## [LISTED ENTRIES]
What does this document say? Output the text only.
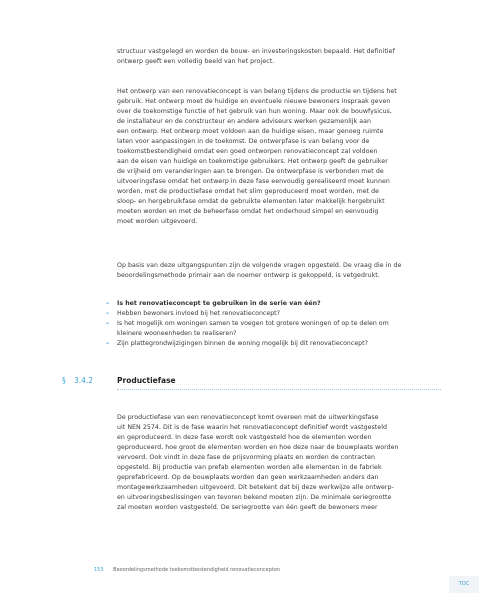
structuur vastgelegd en worden de bouw- en investeringskosten bepaald. Het definitief
ontwerp geeft een volledig beeld van het project.
Het ontwerp van een renovatieconcept is van belang tijdens de productie en tijdens het
gebruik. Het ontwerp moet de huidige en eventuele nieuwe bewoners inspraak geven
over de toekomstige functie of het gebruik van hun woning. Maar ook de bouwfysicus,
de installateur en de constructeur en andere adviseurs werken gezamenlijk aan
een ontwerp. Het ontwerp moet voldoen aan de huidige eisen, maar genoeg ruimte
laten voor aanpassingen in de toekomst. De ontwerpfase is van belang voor de
toekomstbestendigheid omdat een goed ontworpen renovatieconcept zal voldoen
aan de eisen van huidige en toekomstige gebruikers. Het ontwerp geeft de gebruiker
de vrijheid om veranderingen aan te brengen. De ontwerpfase is verbonden met de
uitvoeringsfase omdat het ontwerp in deze fase eenvoudig gerealiseerd moet kunnen
worden, met de productiefase omdat het slim geproduceerd moet worden, met de
sloop- en hergebruikfase omdat de gebruikte elementen later makkelijk hergebruikt
moeten worden en met de beheerfase omdat het onderhoud simpel en eenvoudig
moet worden uitgevoerd.
Op basis van deze uitgangspunten zijn de volgende vragen opgesteld. De vraag die in de
beoordelingsmethode primair aan de noemer ontwerp is gekoppeld, is vetgedrukt.
– Is het renovatieconcept te gebruiken in de serie van één?
– Hebben bewoners invloed bij het renovatieconcept?
– Is het mogelijk om woningen samen te voegen tot grotere woningen of op te delen om
kleinere wooneenheden te realiseren?
– Zijn plattegrondwijzigingen binnen de woning mogelijk bij dit renovatieconcept?
§ 3.4.2	Productiefase
De productiefase van een renovatieconcept komt overeen met de uitwerkingsfase
uit NEN 2574. Dit is de fase waarin het renovatieconcept definitief wordt vastgesteld
en geproduceerd. In deze fase wordt ook vastgesteld hoe de elementen worden
geproduceerd, hoe groot de elementen worden en hoe deze naar de bouwplaats worden
vervoerd. Ook vindt in deze fase de prijsvorming plaats en worden de contracten
opgesteld. Bij productie van prefab elementen worden alle elementen in de fabriek
geprefabriceerd. Op de bouwplaats worden dan geen werkzaamheden anders dan
montagewerkzaamheden uitgevoerd. Dit betekent dat bij deze werkwijze alle ontwerp-
en uitvoeringsbeslissingen van tevoren bekend moeten zijn. De minimale seriegrootte
zal moeten worden vastgesteld. De seriegrootte van één geeft de bewoners meer
153 Beoordelingsmethode toekomstbestendigheid renovatieconcepten
TOC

## [GOAL]
Copy, from the material above, each line in which the string "definitief" occurs.

## [COMPLETE OUTPUT]
structuur vastgelegd en worden de bouw- en investeringskosten bepaald. Het definitief
uit NEN 2574. Dit is de fase waarin het renovatieconcept definitief wordt vastgesteld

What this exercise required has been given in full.